# START OF Dataset entries

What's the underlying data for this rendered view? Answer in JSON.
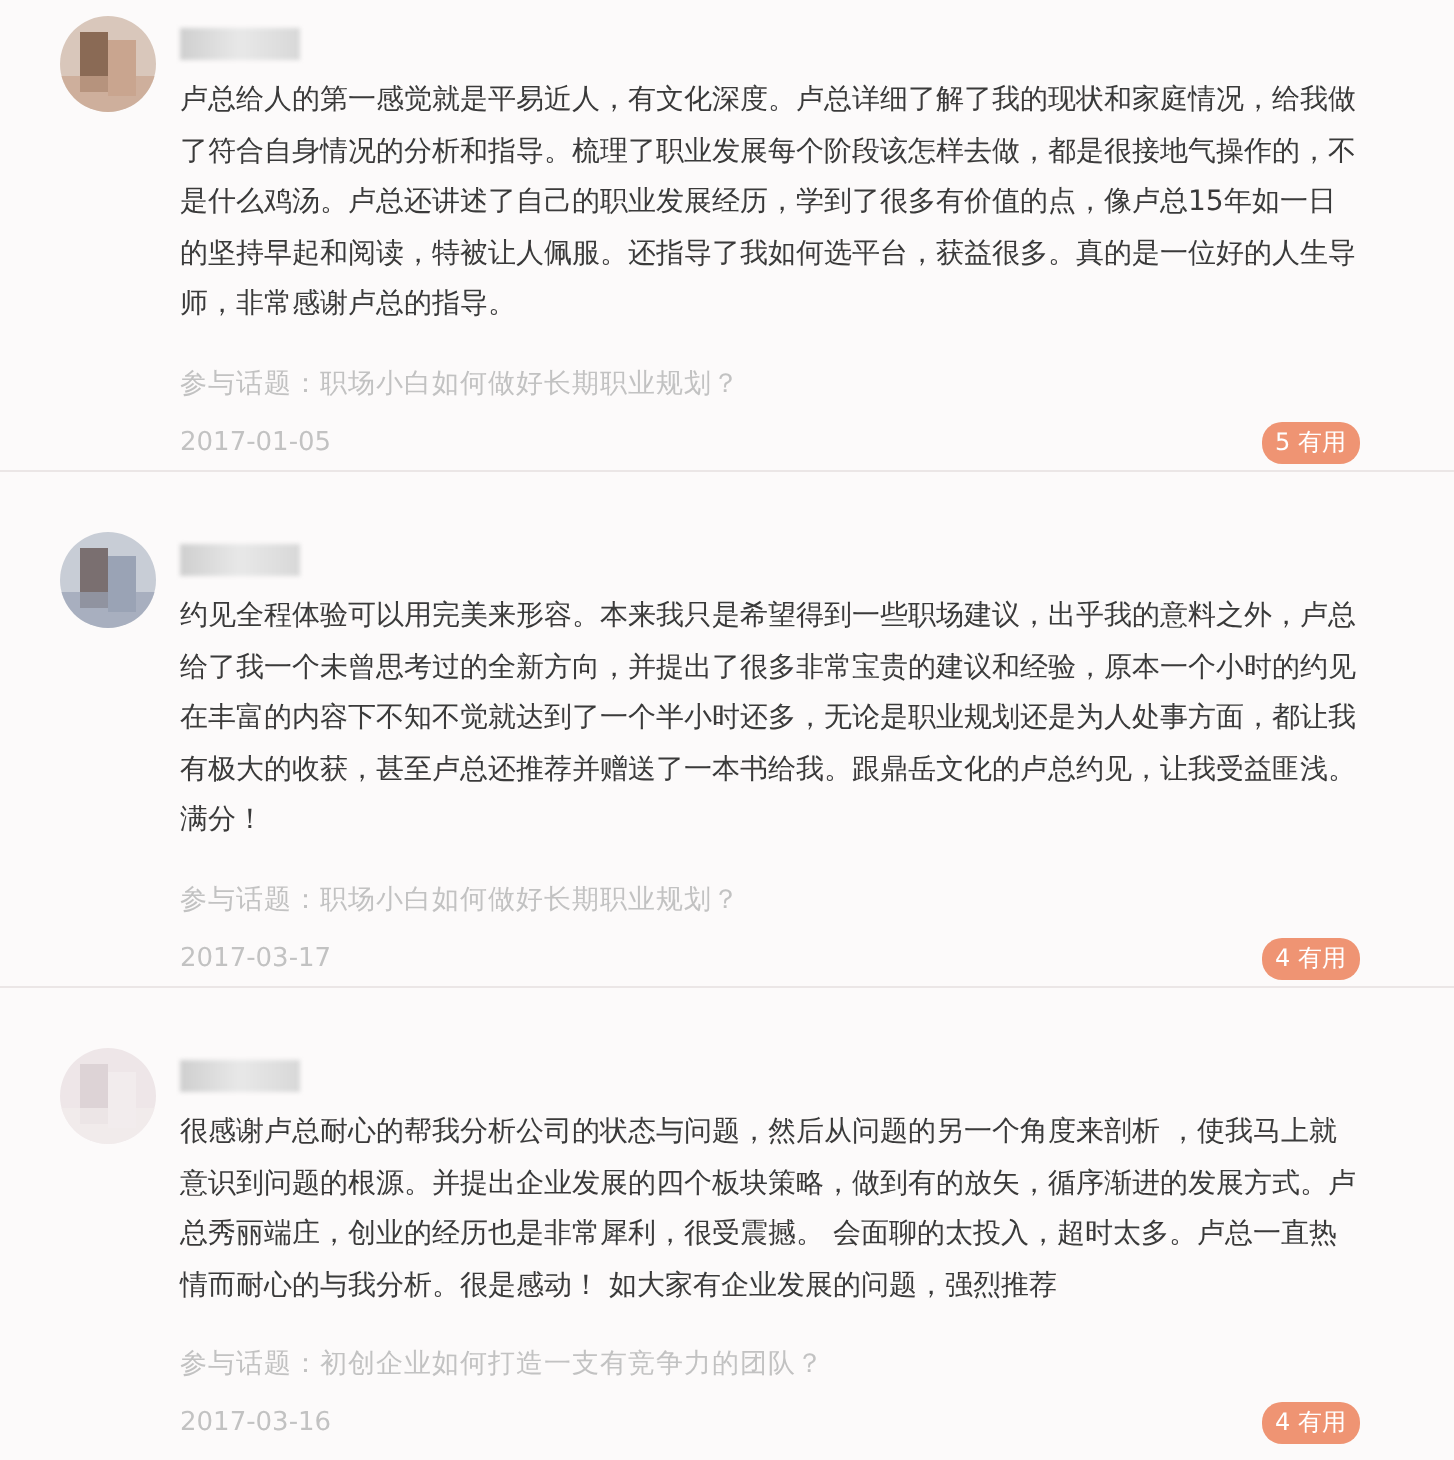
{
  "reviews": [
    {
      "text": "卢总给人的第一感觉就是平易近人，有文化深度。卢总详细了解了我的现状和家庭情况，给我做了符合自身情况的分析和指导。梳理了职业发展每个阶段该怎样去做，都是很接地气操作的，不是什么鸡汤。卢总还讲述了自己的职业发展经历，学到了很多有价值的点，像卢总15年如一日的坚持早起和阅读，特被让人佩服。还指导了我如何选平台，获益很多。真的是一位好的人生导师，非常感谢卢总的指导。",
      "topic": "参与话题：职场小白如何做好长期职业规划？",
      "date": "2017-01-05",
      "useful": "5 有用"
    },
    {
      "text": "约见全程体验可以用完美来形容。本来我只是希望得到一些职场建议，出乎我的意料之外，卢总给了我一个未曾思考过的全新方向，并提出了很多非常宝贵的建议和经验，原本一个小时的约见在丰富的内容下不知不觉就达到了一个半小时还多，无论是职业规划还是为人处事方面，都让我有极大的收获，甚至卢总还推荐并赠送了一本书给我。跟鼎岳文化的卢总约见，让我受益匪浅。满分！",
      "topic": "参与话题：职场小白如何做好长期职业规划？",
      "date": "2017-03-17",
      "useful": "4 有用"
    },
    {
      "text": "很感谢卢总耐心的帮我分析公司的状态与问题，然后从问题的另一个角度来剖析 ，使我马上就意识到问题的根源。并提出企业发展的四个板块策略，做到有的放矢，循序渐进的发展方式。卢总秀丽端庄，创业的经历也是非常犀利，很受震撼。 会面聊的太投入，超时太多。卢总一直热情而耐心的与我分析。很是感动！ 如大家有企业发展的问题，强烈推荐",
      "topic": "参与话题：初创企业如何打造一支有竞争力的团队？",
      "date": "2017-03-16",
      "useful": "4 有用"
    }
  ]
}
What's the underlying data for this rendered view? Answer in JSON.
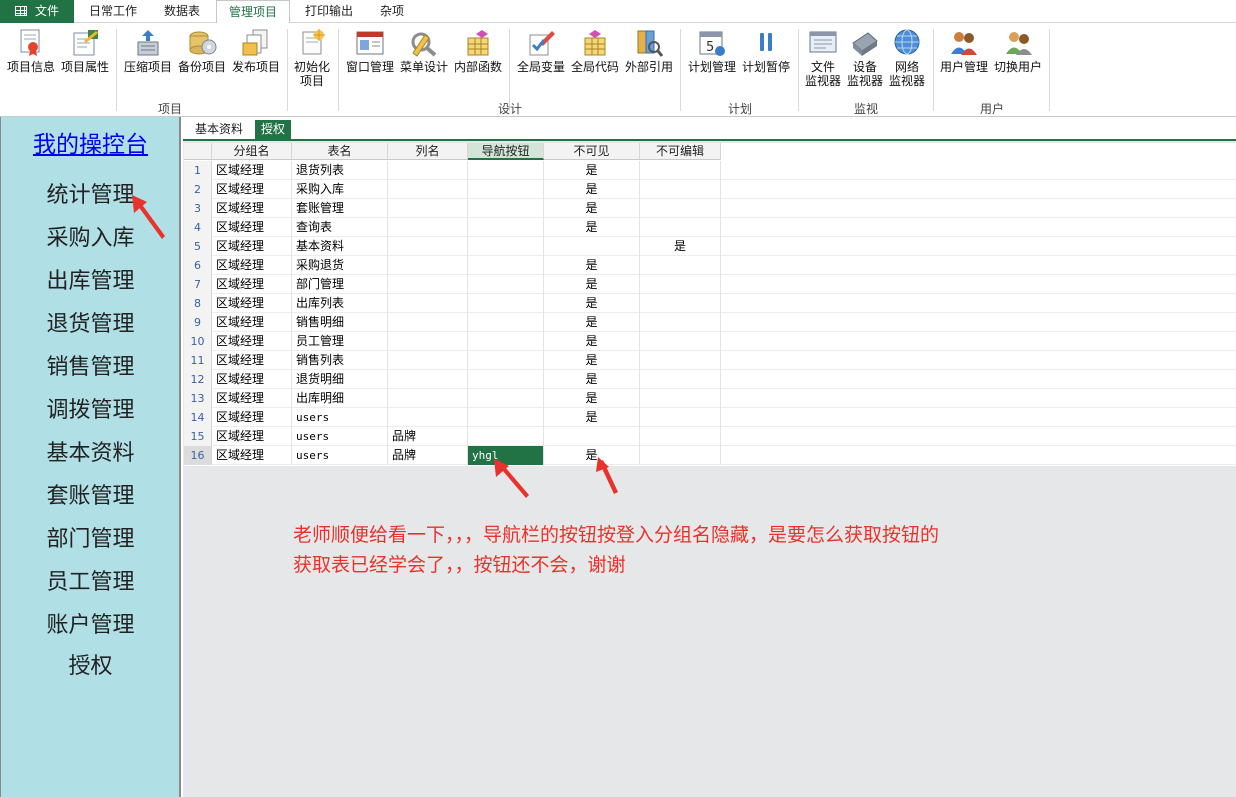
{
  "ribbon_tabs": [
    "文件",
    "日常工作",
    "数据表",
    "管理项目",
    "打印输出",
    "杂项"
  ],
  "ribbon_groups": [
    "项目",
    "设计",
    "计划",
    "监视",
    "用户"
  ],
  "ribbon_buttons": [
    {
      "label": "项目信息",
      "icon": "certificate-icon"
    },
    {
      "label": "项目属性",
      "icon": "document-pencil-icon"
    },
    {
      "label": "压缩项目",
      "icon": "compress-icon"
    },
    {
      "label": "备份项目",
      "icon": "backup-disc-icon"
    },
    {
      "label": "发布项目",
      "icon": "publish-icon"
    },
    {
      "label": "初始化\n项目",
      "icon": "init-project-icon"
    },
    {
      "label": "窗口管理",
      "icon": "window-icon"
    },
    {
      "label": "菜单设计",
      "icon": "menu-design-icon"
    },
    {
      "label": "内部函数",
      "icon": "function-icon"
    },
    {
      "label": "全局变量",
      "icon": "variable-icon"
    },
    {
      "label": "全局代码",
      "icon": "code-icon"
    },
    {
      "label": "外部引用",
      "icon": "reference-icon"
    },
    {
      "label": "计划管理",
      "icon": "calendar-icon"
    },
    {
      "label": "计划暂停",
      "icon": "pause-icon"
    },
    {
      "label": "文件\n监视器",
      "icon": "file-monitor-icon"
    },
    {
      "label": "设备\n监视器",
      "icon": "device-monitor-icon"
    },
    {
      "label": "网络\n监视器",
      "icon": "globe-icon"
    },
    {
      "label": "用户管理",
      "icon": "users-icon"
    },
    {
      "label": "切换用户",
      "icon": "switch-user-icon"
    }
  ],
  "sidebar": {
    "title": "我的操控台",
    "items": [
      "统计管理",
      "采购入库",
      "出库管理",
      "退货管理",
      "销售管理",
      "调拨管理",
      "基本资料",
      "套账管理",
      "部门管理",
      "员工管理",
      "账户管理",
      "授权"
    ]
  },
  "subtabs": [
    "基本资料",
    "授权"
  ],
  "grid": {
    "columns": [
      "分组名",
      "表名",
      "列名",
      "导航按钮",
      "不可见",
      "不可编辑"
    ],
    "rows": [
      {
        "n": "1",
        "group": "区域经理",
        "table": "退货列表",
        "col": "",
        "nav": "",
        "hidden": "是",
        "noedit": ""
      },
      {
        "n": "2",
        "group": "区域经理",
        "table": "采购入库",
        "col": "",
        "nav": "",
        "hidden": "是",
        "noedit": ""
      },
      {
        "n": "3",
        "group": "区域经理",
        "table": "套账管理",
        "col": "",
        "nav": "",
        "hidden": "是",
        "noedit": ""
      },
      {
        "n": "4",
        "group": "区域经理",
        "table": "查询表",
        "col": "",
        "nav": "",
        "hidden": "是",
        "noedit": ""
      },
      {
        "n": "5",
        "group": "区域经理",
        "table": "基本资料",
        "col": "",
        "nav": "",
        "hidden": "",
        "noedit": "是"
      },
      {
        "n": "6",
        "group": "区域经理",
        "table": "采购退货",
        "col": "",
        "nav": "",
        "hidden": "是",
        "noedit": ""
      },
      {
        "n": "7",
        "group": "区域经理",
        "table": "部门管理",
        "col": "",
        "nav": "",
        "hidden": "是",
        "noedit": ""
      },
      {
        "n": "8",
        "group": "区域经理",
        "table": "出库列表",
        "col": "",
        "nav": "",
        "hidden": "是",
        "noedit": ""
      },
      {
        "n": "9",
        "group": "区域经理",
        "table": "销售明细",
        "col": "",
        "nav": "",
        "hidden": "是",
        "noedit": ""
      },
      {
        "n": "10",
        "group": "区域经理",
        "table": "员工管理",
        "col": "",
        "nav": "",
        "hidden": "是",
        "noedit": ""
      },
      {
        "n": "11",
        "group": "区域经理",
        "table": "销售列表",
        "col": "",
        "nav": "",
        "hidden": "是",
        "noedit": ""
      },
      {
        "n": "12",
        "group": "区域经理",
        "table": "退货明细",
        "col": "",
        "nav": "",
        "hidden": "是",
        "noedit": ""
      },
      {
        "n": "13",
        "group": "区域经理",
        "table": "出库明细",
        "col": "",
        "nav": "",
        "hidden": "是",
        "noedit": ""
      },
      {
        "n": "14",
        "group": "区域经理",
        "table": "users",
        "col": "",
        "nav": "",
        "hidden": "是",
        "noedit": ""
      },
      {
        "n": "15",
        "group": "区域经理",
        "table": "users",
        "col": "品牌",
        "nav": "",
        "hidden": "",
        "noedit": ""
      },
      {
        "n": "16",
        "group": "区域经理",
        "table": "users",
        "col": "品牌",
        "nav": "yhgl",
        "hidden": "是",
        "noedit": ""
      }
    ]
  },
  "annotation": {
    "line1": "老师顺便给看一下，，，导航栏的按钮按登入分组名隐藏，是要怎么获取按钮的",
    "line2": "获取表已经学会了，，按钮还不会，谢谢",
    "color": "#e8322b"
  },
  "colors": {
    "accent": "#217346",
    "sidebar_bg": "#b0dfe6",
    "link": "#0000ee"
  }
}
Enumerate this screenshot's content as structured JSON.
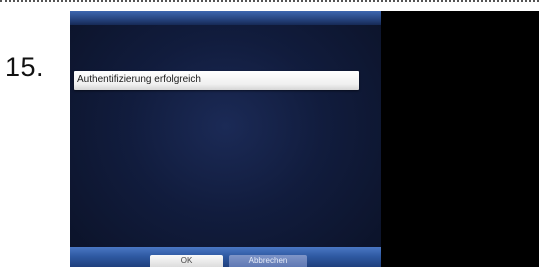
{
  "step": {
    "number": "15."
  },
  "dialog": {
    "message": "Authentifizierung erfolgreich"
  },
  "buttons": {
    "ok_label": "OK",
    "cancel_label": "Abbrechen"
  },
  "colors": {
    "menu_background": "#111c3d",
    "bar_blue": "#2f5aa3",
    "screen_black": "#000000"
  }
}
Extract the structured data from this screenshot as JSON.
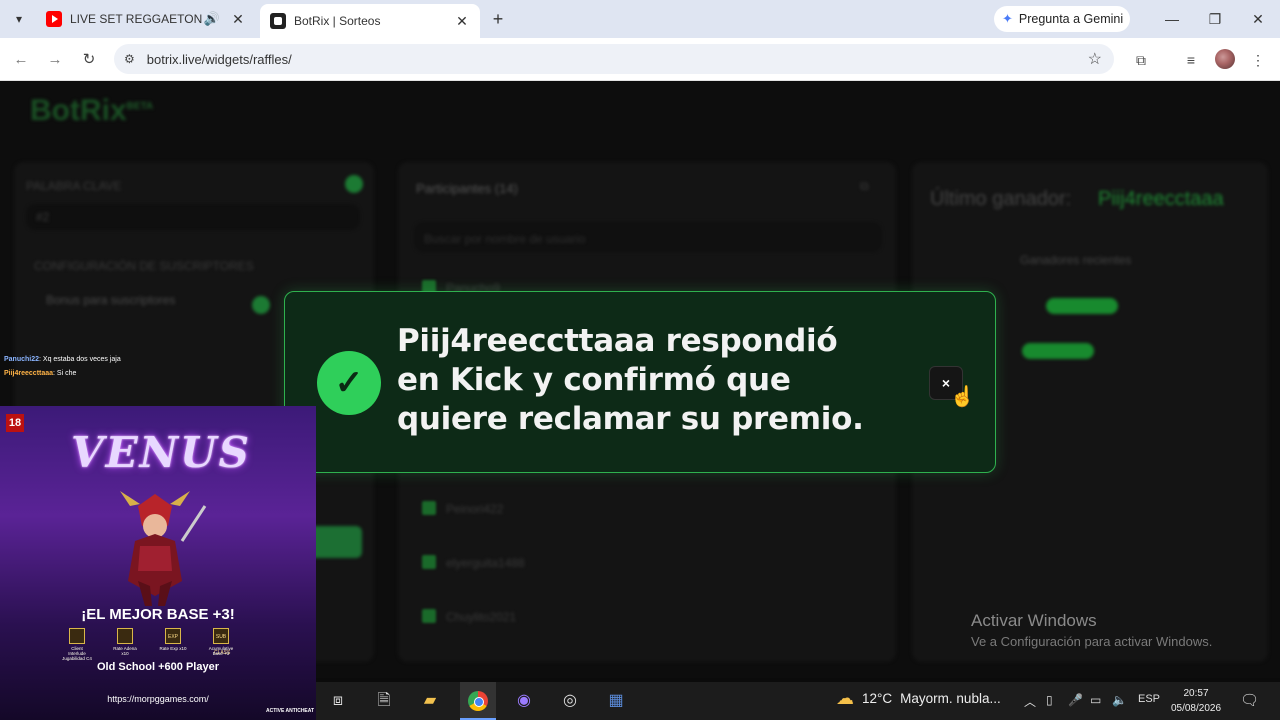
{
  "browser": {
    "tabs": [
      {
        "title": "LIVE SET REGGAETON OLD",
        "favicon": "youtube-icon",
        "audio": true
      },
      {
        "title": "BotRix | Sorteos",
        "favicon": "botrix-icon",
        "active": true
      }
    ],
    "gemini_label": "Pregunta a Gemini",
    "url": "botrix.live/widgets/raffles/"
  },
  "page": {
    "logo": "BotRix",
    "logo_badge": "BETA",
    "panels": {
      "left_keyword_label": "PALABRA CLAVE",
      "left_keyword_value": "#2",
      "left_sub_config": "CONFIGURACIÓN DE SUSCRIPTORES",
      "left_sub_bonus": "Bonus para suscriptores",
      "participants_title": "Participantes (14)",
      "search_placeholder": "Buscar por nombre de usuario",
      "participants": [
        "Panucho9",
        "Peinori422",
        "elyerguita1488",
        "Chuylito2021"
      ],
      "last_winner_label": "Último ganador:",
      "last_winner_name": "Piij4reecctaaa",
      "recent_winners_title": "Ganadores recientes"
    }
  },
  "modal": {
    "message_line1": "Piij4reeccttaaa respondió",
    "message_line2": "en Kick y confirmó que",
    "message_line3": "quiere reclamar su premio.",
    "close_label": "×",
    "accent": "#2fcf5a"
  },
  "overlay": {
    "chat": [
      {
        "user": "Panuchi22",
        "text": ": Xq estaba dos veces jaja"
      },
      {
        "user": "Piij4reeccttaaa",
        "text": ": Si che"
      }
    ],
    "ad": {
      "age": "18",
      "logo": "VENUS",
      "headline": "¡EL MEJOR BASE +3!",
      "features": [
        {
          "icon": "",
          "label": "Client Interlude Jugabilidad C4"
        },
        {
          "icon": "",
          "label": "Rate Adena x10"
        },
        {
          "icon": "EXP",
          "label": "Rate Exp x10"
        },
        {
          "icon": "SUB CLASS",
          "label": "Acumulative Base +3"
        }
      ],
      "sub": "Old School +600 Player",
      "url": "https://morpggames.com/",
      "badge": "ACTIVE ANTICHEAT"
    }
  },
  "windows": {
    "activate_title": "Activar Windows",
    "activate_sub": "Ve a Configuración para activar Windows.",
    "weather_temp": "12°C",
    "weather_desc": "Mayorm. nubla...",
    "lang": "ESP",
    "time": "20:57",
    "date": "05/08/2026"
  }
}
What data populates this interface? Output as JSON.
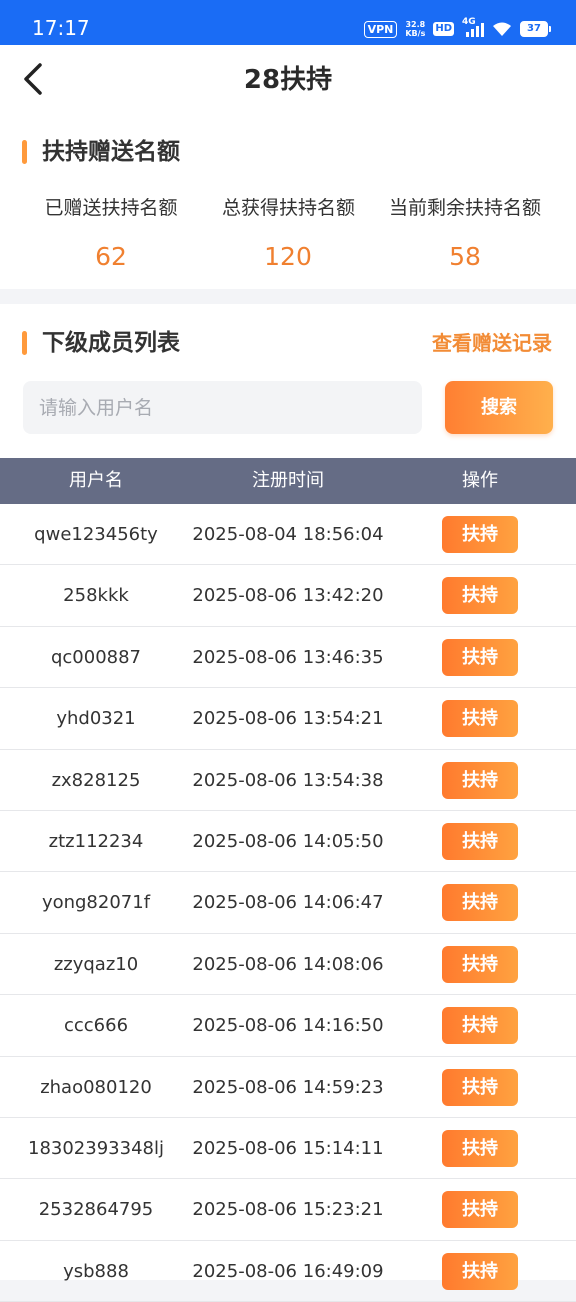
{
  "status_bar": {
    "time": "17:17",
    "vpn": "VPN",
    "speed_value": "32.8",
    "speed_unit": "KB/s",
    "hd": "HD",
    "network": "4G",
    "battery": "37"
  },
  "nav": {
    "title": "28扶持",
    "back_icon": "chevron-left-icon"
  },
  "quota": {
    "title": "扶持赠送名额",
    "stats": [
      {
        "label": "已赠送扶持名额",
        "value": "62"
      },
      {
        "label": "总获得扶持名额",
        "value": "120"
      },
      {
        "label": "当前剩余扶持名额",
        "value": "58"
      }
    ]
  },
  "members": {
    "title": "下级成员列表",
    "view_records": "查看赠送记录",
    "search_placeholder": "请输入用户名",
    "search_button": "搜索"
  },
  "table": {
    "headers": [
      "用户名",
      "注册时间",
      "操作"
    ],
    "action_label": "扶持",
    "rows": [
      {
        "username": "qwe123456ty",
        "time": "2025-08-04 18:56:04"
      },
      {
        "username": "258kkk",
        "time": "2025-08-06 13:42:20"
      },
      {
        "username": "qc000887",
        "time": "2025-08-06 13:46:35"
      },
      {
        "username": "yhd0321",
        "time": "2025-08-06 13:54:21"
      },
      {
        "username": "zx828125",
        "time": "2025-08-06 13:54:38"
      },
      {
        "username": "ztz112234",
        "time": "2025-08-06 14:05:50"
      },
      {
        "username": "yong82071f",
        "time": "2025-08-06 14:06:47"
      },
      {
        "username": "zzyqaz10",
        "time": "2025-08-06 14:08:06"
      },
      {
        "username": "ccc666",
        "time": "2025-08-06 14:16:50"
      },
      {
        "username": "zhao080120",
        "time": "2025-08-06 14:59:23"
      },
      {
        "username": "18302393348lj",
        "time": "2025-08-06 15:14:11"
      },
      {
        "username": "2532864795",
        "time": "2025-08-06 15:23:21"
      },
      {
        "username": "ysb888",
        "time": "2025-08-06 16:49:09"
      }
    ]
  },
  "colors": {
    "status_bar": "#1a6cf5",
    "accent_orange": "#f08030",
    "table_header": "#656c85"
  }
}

# END OF Dataset entries

__What the exercise asks__: Go over the data above and copy every line that has the word "this" in it.

__Solved exercise__:
What's the underlying data for this rendered view? Answer in JSON.
What's the underlying data for this rendered view? Answer in JSON.
Enumerate this screenshot's content as structured JSON.
Extract the structured data from this screenshot as JSON.
What data populates this interface? Output as JSON.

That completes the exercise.